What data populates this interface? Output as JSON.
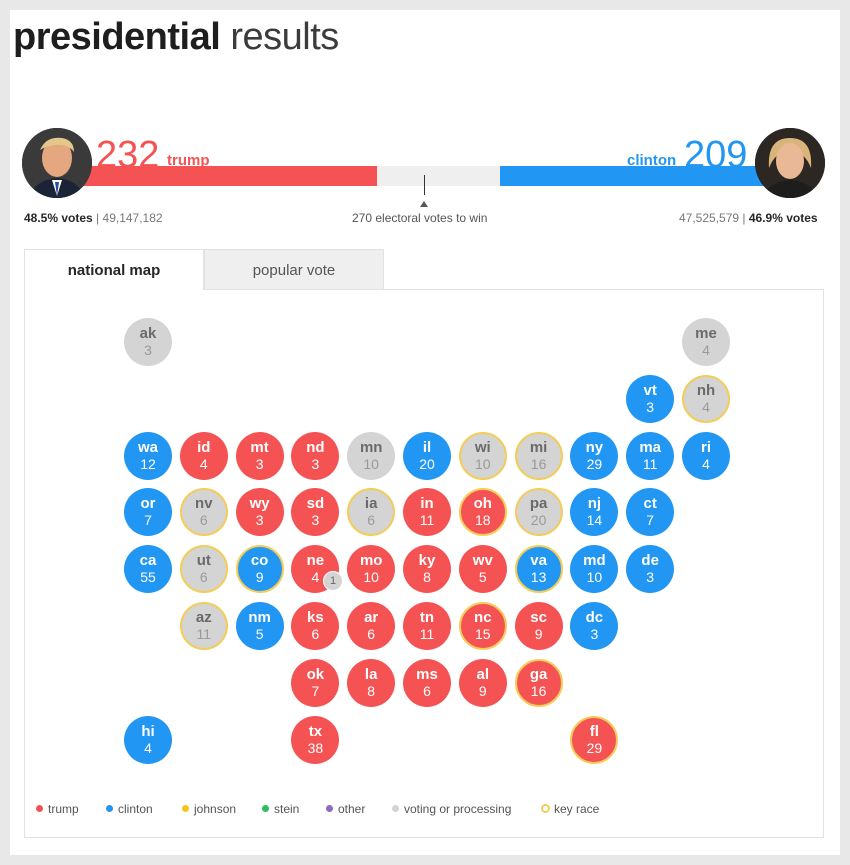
{
  "header": {
    "title_bold": "presidential",
    "title_light": "results"
  },
  "colors": {
    "trump": "#f55353",
    "clinton": "#2196f3",
    "gray": "#d4d4d4",
    "key": "#f3cd5a"
  },
  "candidates": {
    "trump": {
      "name": "trump",
      "electoral": "232",
      "pct": "48.5% votes",
      "votes": "49,147,182",
      "avatar_icon": "trump-photo"
    },
    "clinton": {
      "name": "clinton",
      "electoral": "209",
      "pct": "46.9% votes",
      "votes": "47,525,579",
      "avatar_icon": "clinton-photo"
    }
  },
  "progress": {
    "total": 538,
    "to_win": "270 electoral votes to win",
    "threshold": 270
  },
  "tabs": [
    {
      "label": "national map",
      "active": true
    },
    {
      "label": "popular vote",
      "active": false
    }
  ],
  "states": [
    {
      "ab": "ak",
      "ev": "3",
      "w": "g",
      "k": false,
      "r": 0,
      "c": 0
    },
    {
      "ab": "me",
      "ev": "4",
      "w": "g",
      "k": false,
      "r": 0,
      "c": 10
    },
    {
      "ab": "vt",
      "ev": "3",
      "w": "d",
      "k": false,
      "r": 1,
      "c": 9
    },
    {
      "ab": "nh",
      "ev": "4",
      "w": "g",
      "k": true,
      "r": 1,
      "c": 10
    },
    {
      "ab": "wa",
      "ev": "12",
      "w": "d",
      "k": false,
      "r": 2,
      "c": 0
    },
    {
      "ab": "id",
      "ev": "4",
      "w": "r",
      "k": false,
      "r": 2,
      "c": 1
    },
    {
      "ab": "mt",
      "ev": "3",
      "w": "r",
      "k": false,
      "r": 2,
      "c": 2
    },
    {
      "ab": "nd",
      "ev": "3",
      "w": "r",
      "k": false,
      "r": 2,
      "c": 3
    },
    {
      "ab": "mn",
      "ev": "10",
      "w": "g",
      "k": false,
      "r": 2,
      "c": 4
    },
    {
      "ab": "il",
      "ev": "20",
      "w": "d",
      "k": false,
      "r": 2,
      "c": 5
    },
    {
      "ab": "wi",
      "ev": "10",
      "w": "g",
      "k": true,
      "r": 2,
      "c": 6
    },
    {
      "ab": "mi",
      "ev": "16",
      "w": "g",
      "k": true,
      "r": 2,
      "c": 7
    },
    {
      "ab": "ny",
      "ev": "29",
      "w": "d",
      "k": false,
      "r": 2,
      "c": 8
    },
    {
      "ab": "ma",
      "ev": "11",
      "w": "d",
      "k": false,
      "r": 2,
      "c": 9
    },
    {
      "ab": "ri",
      "ev": "4",
      "w": "d",
      "k": false,
      "r": 2,
      "c": 10
    },
    {
      "ab": "or",
      "ev": "7",
      "w": "d",
      "k": false,
      "r": 3,
      "c": 0
    },
    {
      "ab": "nv",
      "ev": "6",
      "w": "g",
      "k": true,
      "r": 3,
      "c": 1
    },
    {
      "ab": "wy",
      "ev": "3",
      "w": "r",
      "k": false,
      "r": 3,
      "c": 2
    },
    {
      "ab": "sd",
      "ev": "3",
      "w": "r",
      "k": false,
      "r": 3,
      "c": 3
    },
    {
      "ab": "ia",
      "ev": "6",
      "w": "g",
      "k": true,
      "r": 3,
      "c": 4
    },
    {
      "ab": "in",
      "ev": "11",
      "w": "r",
      "k": false,
      "r": 3,
      "c": 5
    },
    {
      "ab": "oh",
      "ev": "18",
      "w": "r",
      "k": true,
      "r": 3,
      "c": 6
    },
    {
      "ab": "pa",
      "ev": "20",
      "w": "g",
      "k": true,
      "r": 3,
      "c": 7
    },
    {
      "ab": "nj",
      "ev": "14",
      "w": "d",
      "k": false,
      "r": 3,
      "c": 8
    },
    {
      "ab": "ct",
      "ev": "7",
      "w": "d",
      "k": false,
      "r": 3,
      "c": 9
    },
    {
      "ab": "ca",
      "ev": "55",
      "w": "d",
      "k": false,
      "r": 4,
      "c": 0
    },
    {
      "ab": "ut",
      "ev": "6",
      "w": "g",
      "k": true,
      "r": 4,
      "c": 1
    },
    {
      "ab": "co",
      "ev": "9",
      "w": "d",
      "k": true,
      "r": 4,
      "c": 2
    },
    {
      "ab": "ne",
      "ev": "4",
      "w": "r",
      "k": false,
      "r": 4,
      "c": 3
    },
    {
      "ab": "mo",
      "ev": "10",
      "w": "r",
      "k": false,
      "r": 4,
      "c": 4
    },
    {
      "ab": "ky",
      "ev": "8",
      "w": "r",
      "k": false,
      "r": 4,
      "c": 5
    },
    {
      "ab": "wv",
      "ev": "5",
      "w": "r",
      "k": false,
      "r": 4,
      "c": 6
    },
    {
      "ab": "va",
      "ev": "13",
      "w": "d",
      "k": true,
      "r": 4,
      "c": 7
    },
    {
      "ab": "md",
      "ev": "10",
      "w": "d",
      "k": false,
      "r": 4,
      "c": 8
    },
    {
      "ab": "de",
      "ev": "3",
      "w": "d",
      "k": false,
      "r": 4,
      "c": 9
    },
    {
      "ab": "az",
      "ev": "11",
      "w": "g",
      "k": true,
      "r": 5,
      "c": 1
    },
    {
      "ab": "nm",
      "ev": "5",
      "w": "d",
      "k": false,
      "r": 5,
      "c": 2
    },
    {
      "ab": "ks",
      "ev": "6",
      "w": "r",
      "k": false,
      "r": 5,
      "c": 3
    },
    {
      "ab": "ar",
      "ev": "6",
      "w": "r",
      "k": false,
      "r": 5,
      "c": 4
    },
    {
      "ab": "tn",
      "ev": "11",
      "w": "r",
      "k": false,
      "r": 5,
      "c": 5
    },
    {
      "ab": "nc",
      "ev": "15",
      "w": "r",
      "k": true,
      "r": 5,
      "c": 6
    },
    {
      "ab": "sc",
      "ev": "9",
      "w": "r",
      "k": false,
      "r": 5,
      "c": 7
    },
    {
      "ab": "dc",
      "ev": "3",
      "w": "d",
      "k": false,
      "r": 5,
      "c": 8
    },
    {
      "ab": "ok",
      "ev": "7",
      "w": "r",
      "k": false,
      "r": 6,
      "c": 3
    },
    {
      "ab": "la",
      "ev": "8",
      "w": "r",
      "k": false,
      "r": 6,
      "c": 4
    },
    {
      "ab": "ms",
      "ev": "6",
      "w": "r",
      "k": false,
      "r": 6,
      "c": 5
    },
    {
      "ab": "al",
      "ev": "9",
      "w": "r",
      "k": false,
      "r": 6,
      "c": 6
    },
    {
      "ab": "ga",
      "ev": "16",
      "w": "r",
      "k": true,
      "r": 6,
      "c": 7
    },
    {
      "ab": "hi",
      "ev": "4",
      "w": "d",
      "k": false,
      "r": 7,
      "c": 0
    },
    {
      "ab": "tx",
      "ev": "38",
      "w": "r",
      "k": false,
      "r": 7,
      "c": 3
    },
    {
      "ab": "fl",
      "ev": "29",
      "w": "r",
      "k": true,
      "r": 7,
      "c": 8
    }
  ],
  "ne_badge": "1",
  "legend": [
    {
      "label": "trump",
      "color": "#f55353",
      "type": "dot"
    },
    {
      "label": "clinton",
      "color": "#2196f3",
      "type": "dot"
    },
    {
      "label": "johnson",
      "color": "#f5c518",
      "type": "dot"
    },
    {
      "label": "stein",
      "color": "#2ebd59",
      "type": "dot"
    },
    {
      "label": "other",
      "color": "#8e6bbf",
      "type": "dot"
    },
    {
      "label": "voting or processing",
      "color": "#d4d4d4",
      "type": "dot"
    },
    {
      "label": "key race",
      "color": "#f3cd5a",
      "type": "ring"
    }
  ]
}
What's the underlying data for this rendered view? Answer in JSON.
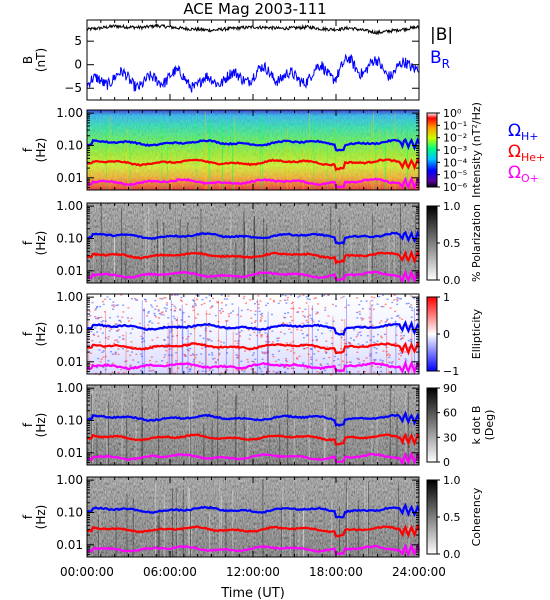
{
  "title": "ACE Mag 2003-111",
  "xaxis": {
    "label": "Time (UT)",
    "ticks": [
      "00:00:00",
      "06:00:00",
      "12:00:00",
      "18:00:00",
      "24:00:00"
    ]
  },
  "colors": {
    "B_total": "#000000",
    "B_R": "#0000ff",
    "H_plus": "#0000ff",
    "He_plus": "#ff0000",
    "O_plus": "#ff00ff"
  },
  "chart_data": [
    {
      "type": "line",
      "panel": "magnetic-field",
      "ylabel_lines": [
        "B",
        "(nT)"
      ],
      "ylim": [
        -7.5,
        9.5
      ],
      "yticks": [
        -5,
        0,
        5
      ],
      "xlim_hours": [
        0,
        24
      ],
      "series": [
        {
          "name": "|B|",
          "color": "#000000",
          "x": [
            0,
            1,
            2,
            3,
            4,
            5,
            6,
            7,
            8,
            9,
            10,
            11,
            12,
            13,
            14,
            15,
            16,
            17,
            18,
            19,
            20,
            21,
            22,
            23,
            24
          ],
          "values": [
            7.5,
            7.8,
            8.2,
            8.0,
            7.9,
            8.3,
            8.0,
            7.7,
            7.5,
            7.3,
            7.6,
            7.8,
            8.0,
            7.9,
            7.7,
            7.8,
            8.0,
            7.6,
            7.5,
            7.8,
            7.3,
            6.8,
            7.2,
            7.6,
            8.0
          ]
        },
        {
          "name": "B_R",
          "color": "#0000ff",
          "x": [
            0,
            1,
            2,
            3,
            4,
            5,
            6,
            7,
            8,
            9,
            10,
            11,
            12,
            13,
            14,
            15,
            16,
            17,
            18,
            19,
            20,
            21,
            22,
            23,
            24
          ],
          "values": [
            -4.5,
            -3.5,
            -2.5,
            -3.0,
            -4.0,
            -3.5,
            -2.0,
            -3.0,
            -4.0,
            -3.5,
            -2.5,
            -3.0,
            -2.0,
            -1.5,
            -2.5,
            -3.0,
            -2.5,
            -1.0,
            -2.0,
            0.5,
            -1.0,
            0.0,
            -1.5,
            -0.5,
            0.5
          ]
        }
      ],
      "legend": [
        "|B|",
        "B_R"
      ]
    },
    {
      "type": "heatmap",
      "panel": "power-spectra",
      "ylabel_lines": [
        "f",
        "(Hz)"
      ],
      "yscale": "log",
      "ylim": [
        0.004,
        1.2
      ],
      "yticks": [
        "1.00",
        "0.10",
        "0.01"
      ],
      "colorbar_label": "Intensity (nT²/Hz)",
      "colorbar_ticks": [
        "10⁰",
        "10⁻¹",
        "10⁻²",
        "10⁻³",
        "10⁻⁴",
        "10⁻⁵",
        "10⁻⁶"
      ],
      "legend": [
        "Ω_H+",
        "Ω_He+",
        "Ω_O+"
      ]
    },
    {
      "type": "heatmap",
      "panel": "polarization",
      "ylabel_lines": [
        "f",
        "(Hz)"
      ],
      "yscale": "log",
      "yticks": [
        "1.00",
        "0.10",
        "0.01"
      ],
      "colorbar_label": "% Polarization",
      "colorbar_ticks": [
        "1.0",
        "0.5",
        "0.0"
      ]
    },
    {
      "type": "heatmap",
      "panel": "ellipticity",
      "ylabel_lines": [
        "f",
        "(Hz)"
      ],
      "yscale": "log",
      "yticks": [
        "1.00",
        "0.10",
        "0.01"
      ],
      "colorbar_label": "Ellipticity",
      "colorbar_ticks": [
        "1",
        "0",
        "−1"
      ]
    },
    {
      "type": "heatmap",
      "panel": "k-dot-b",
      "ylabel_lines": [
        "f",
        "(Hz)"
      ],
      "yscale": "log",
      "yticks": [
        "1.00",
        "0.10",
        "0.01"
      ],
      "colorbar_label_lines": [
        "k dot B",
        "(Deg)"
      ],
      "colorbar_ticks": [
        "90",
        "60",
        "30",
        "0"
      ]
    },
    {
      "type": "heatmap",
      "panel": "coherency",
      "ylabel_lines": [
        "f",
        "(Hz)"
      ],
      "yscale": "log",
      "yticks": [
        "1.00",
        "0.10",
        "0.01"
      ],
      "colorbar_label": "Coherency",
      "colorbar_ticks": [
        "1.0",
        "0.5",
        "0.0"
      ]
    }
  ],
  "gyrofrequencies_hz": {
    "H_plus": 0.12,
    "He_plus": 0.03,
    "O_plus": 0.0075
  }
}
════════
__Task statement__. Which lines contain the word "votes"? Copy each one.

__Complete output__.
      "pct": "48.5% votes",
      "votes": "49,147,182",
      "pct": "46.9% votes",
      "votes": "47,525,579",
    "to_win": "270 electoral votes to win",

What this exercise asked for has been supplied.